From the listing that follows, extract every line and set it down unaltered.

Extracted entries
********

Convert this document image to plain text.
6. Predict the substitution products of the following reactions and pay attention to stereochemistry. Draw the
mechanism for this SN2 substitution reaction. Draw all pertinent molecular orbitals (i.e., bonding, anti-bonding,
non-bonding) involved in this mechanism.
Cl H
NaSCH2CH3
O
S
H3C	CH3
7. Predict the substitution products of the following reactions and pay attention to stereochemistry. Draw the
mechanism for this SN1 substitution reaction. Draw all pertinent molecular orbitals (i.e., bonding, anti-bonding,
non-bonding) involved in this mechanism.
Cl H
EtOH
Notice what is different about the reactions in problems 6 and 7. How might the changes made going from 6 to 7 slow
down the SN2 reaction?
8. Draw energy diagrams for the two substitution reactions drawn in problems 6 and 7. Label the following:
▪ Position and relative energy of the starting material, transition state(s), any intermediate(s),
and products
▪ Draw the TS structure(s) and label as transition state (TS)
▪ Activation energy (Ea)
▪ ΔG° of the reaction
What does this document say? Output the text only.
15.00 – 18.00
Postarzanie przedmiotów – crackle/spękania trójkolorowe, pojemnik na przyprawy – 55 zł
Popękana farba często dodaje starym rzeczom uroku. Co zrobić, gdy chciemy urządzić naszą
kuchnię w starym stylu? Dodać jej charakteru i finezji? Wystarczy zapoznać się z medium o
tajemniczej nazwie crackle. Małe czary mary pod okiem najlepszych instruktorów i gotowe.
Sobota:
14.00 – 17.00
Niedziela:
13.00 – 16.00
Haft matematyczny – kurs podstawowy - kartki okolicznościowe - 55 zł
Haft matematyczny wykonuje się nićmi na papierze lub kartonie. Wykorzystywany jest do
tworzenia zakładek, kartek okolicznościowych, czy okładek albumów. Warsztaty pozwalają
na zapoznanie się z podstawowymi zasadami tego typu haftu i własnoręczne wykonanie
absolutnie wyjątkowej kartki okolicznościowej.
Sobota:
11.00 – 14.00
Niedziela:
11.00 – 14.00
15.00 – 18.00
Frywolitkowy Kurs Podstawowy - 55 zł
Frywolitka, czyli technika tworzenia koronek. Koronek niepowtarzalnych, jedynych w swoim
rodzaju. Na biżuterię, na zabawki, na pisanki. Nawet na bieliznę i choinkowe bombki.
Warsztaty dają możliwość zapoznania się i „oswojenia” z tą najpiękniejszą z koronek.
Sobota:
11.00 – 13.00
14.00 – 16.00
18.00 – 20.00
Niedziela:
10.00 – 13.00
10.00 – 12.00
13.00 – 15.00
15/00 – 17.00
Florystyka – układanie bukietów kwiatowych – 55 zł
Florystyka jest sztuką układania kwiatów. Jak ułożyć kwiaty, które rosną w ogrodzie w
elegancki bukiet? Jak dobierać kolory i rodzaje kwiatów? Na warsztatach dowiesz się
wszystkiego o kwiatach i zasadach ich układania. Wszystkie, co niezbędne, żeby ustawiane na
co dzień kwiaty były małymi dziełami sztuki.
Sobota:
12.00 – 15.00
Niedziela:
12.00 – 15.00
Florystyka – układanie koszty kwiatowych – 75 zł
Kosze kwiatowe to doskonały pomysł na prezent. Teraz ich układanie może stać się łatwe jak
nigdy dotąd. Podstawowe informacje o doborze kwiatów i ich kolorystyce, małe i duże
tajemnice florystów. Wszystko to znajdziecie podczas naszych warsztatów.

********

Written response
Convert this document image to plain text.
6. Predict the substitution products of the following reactions and pay attention to stereochemistry. Draw the
mechanism for this SN2 substitution reaction. Draw all pertinent molecular orbitals (i.e., bonding, anti-bonding,
non-bonding) involved in this mechanism.
Cl H
NaSCH2CH3
O
S
H3C	CH3
7. Predict the substitution products of the following reactions and pay attention to stereochemistry. Draw the
mechanism for this SN1 substitution reaction. Draw all pertinent molecular orbitals (i.e., bonding, anti-bonding,
non-bonding) involved in this mechanism.
Cl H
EtOH
Notice what is different about the reactions in problems 6 and 7. How might the changes made going from 6 to 7 slow
down the SN2 reaction?
8. Draw energy diagrams for the two substitution reactions drawn in problems 6 and 7. Label the following:
▪ Position and relative energy of the starting material, transition state(s), any intermediate(s),
and products
▪ Draw the TS structure(s) and label as transition state (TS)
▪ Activation energy (Ea)
▪ ΔG° of the reaction
What does this document say? Output the text only.
15.00 – 18.00
Postarzanie przedmiotów – crackle/spękania trójkolorowe, pojemnik na przyprawy – 55 zł
Popękana farba często dodaje starym rzeczom uroku. Co zrobić, gdy chciemy urządzić naszą
kuchnię w starym stylu? Dodać jej charakteru i finezji? Wystarczy zapoznać się z medium o
tajemniczej nazwie crackle. Małe czary mary pod okiem najlepszych instruktorów i gotowe.
Sobota:
14.00 – 17.00
Niedziela:
13.00 – 16.00
Haft matematyczny – kurs podstawowy - kartki okolicznościowe - 55 zł
Haft matematyczny wykonuje się nićmi na papierze lub kartonie. Wykorzystywany jest do
tworzenia zakładek, kartek okolicznościowych, czy okładek albumów. Warsztaty pozwalają
na zapoznanie się z podstawowymi zasadami tego typu haftu i własnoręczne wykonanie
absolutnie wyjątkowej kartki okolicznościowej.
Sobota:
11.00 – 14.00
Niedziela:
11.00 – 14.00
15.00 – 18.00
Frywolitkowy Kurs Podstawowy - 55 zł
Frywolitka, czyli technika tworzenia koronek. Koronek niepowtarzalnych, jedynych w swoim
rodzaju. Na biżuterię, na zabawki, na pisanki. Nawet na bieliznę i choinkowe bombki.
Warsztaty dają możliwość zapoznania się i „oswojenia” z tą najpiękniejszą z koronek.
Sobota:
11.00 – 13.00
14.00 – 16.00
18.00 – 20.00
Niedziela:
10.00 – 13.00
10.00 – 12.00
13.00 – 15.00
15/00 – 17.00
Florystyka – układanie bukietów kwiatowych – 55 zł
Florystyka jest sztuką układania kwiatów. Jak ułożyć kwiaty, które rosną w ogrodzie w
elegancki bukiet? Jak dobierać kolory i rodzaje kwiatów? Na warsztatach dowiesz się
wszystkiego o kwiatach i zasadach ich układania. Wszystkie, co niezbędne, żeby ustawiane na
co dzień kwiaty były małymi dziełami sztuki.
Sobota:
12.00 – 15.00
Niedziela:
12.00 – 15.00
Florystyka – układanie koszty kwiatowych – 75 zł
Kosze kwiatowe to doskonały pomysł na prezent. Teraz ich układanie może stać się łatwe jak
nigdy dotąd. Podstawowe informacje o doborze kwiatów i ich kolorystyce, małe i duże
tajemnice florystów. Wszystko to znajdziecie podczas naszych warsztatów.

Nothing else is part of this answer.